▶ [Exercise objective]:
Read the data and repeat it in full, exactly.

* begin Provided information *

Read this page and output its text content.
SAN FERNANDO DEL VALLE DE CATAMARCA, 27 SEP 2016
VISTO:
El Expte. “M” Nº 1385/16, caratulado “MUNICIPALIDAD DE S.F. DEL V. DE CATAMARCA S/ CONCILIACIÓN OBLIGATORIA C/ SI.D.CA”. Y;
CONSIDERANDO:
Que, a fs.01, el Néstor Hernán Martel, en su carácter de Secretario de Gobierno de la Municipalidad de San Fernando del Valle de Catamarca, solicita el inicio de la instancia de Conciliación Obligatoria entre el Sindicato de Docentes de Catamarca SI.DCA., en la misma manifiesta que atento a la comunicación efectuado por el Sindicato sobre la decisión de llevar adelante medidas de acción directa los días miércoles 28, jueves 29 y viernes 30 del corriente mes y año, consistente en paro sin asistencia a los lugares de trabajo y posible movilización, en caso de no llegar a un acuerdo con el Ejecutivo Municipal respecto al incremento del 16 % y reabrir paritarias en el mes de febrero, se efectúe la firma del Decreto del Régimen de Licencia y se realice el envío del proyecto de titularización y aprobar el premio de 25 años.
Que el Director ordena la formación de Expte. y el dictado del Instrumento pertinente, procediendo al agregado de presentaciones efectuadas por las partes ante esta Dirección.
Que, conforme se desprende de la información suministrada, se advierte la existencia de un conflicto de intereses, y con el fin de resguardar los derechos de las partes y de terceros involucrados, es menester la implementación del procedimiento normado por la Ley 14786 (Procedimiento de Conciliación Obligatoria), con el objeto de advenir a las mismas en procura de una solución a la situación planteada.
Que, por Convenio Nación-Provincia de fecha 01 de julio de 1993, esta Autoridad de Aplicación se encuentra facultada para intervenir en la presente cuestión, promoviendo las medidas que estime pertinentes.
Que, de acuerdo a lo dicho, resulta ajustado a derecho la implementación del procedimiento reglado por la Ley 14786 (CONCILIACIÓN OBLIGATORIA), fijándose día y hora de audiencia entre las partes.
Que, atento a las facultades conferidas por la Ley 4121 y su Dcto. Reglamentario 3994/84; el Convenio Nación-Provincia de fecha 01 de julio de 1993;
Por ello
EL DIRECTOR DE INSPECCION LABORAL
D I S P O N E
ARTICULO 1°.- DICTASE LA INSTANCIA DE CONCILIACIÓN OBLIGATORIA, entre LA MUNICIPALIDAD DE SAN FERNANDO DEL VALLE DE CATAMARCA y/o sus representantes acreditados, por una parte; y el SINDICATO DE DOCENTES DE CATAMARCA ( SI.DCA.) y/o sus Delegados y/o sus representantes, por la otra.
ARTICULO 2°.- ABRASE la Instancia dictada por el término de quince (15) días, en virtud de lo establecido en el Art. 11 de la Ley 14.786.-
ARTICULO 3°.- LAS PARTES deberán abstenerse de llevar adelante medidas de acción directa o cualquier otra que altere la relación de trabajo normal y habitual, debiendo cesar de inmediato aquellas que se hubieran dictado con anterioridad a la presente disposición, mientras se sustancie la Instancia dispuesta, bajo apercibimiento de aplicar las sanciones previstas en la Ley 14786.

* end Provided information *

▶ [Answer for this exercise]:
Read this page and output its text content.
SAN FERNANDO DEL VALLE DE CATAMARCA, 27 SEP 2016
VISTO:
El Expte. “M” Nº 1385/16, caratulado “MUNICIPALIDAD DE S.F. DEL V. DE CATAMARCA S/ CONCILIACIÓN OBLIGATORIA C/ SI.D.CA”. Y;
CONSIDERANDO:
Que, a fs.01, el Néstor Hernán Martel, en su carácter de Secretario de Gobierno de la Municipalidad de San Fernando del Valle de Catamarca, solicita el inicio de la instancia de Conciliación Obligatoria entre el Sindicato de Docentes de Catamarca SI.DCA., en la misma manifiesta que atento a la comunicación efectuado por el Sindicato sobre la decisión de llevar adelante medidas de acción directa los días miércoles 28, jueves 29 y viernes 30 del corriente mes y año, consistente en paro sin asistencia a los lugares de trabajo y posible movilización, en caso de no llegar a un acuerdo con el Ejecutivo Municipal respecto al incremento del 16 % y reabrir paritarias en el mes de febrero, se efectúe la firma del Decreto del Régimen de Licencia y se realice el envío del proyecto de titularización y aprobar el premio de 25 años.
Que el Director ordena la formación de Expte. y el dictado del Instrumento pertinente, procediendo al agregado de presentaciones efectuadas por las partes ante esta Dirección.
Que, conforme se desprende de la información suministrada, se advierte la existencia de un conflicto de intereses, y con el fin de resguardar los derechos de las partes y de terceros involucrados, es menester la implementación del procedimiento normado por la Ley 14786 (Procedimiento de Conciliación Obligatoria), con el objeto de advenir a las mismas en procura de una solución a la situación planteada.
Que, por Convenio Nación-Provincia de fecha 01 de julio de 1993, esta Autoridad de Aplicación se encuentra facultada para intervenir en la presente cuestión, promoviendo las medidas que estime pertinentes.
Que, de acuerdo a lo dicho, resulta ajustado a derecho la implementación del procedimiento reglado por la Ley 14786 (CONCILIACIÓN OBLIGATORIA), fijándose día y hora de audiencia entre las partes.
Que, atento a las facultades conferidas por la Ley 4121 y su Dcto. Reglamentario 3994/84; el Convenio Nación-Provincia de fecha 01 de julio de 1993;
Por ello
EL DIRECTOR DE INSPECCION LABORAL
D I S P O N E
ARTICULO 1°.- DICTASE LA INSTANCIA DE CONCILIACIÓN OBLIGATORIA, entre LA MUNICIPALIDAD DE SAN FERNANDO DEL VALLE DE CATAMARCA y/o sus representantes acreditados, por una parte; y el SINDICATO DE DOCENTES DE CATAMARCA ( SI.DCA.) y/o sus Delegados y/o sus representantes, por la otra.
ARTICULO 2°.- ABRASE la Instancia dictada por el término de quince (15) días, en virtud de lo establecido en el Art. 11 de la Ley 14.786.-
ARTICULO 3°.- LAS PARTES deberán abstenerse de llevar adelante medidas de acción directa o cualquier otra que altere la relación de trabajo normal y habitual, debiendo cesar de inmediato aquellas que se hubieran dictado con anterioridad a la presente disposición, mientras se sustancie la Instancia dispuesta, bajo apercibimiento de aplicar las sanciones previstas en la Ley 14786.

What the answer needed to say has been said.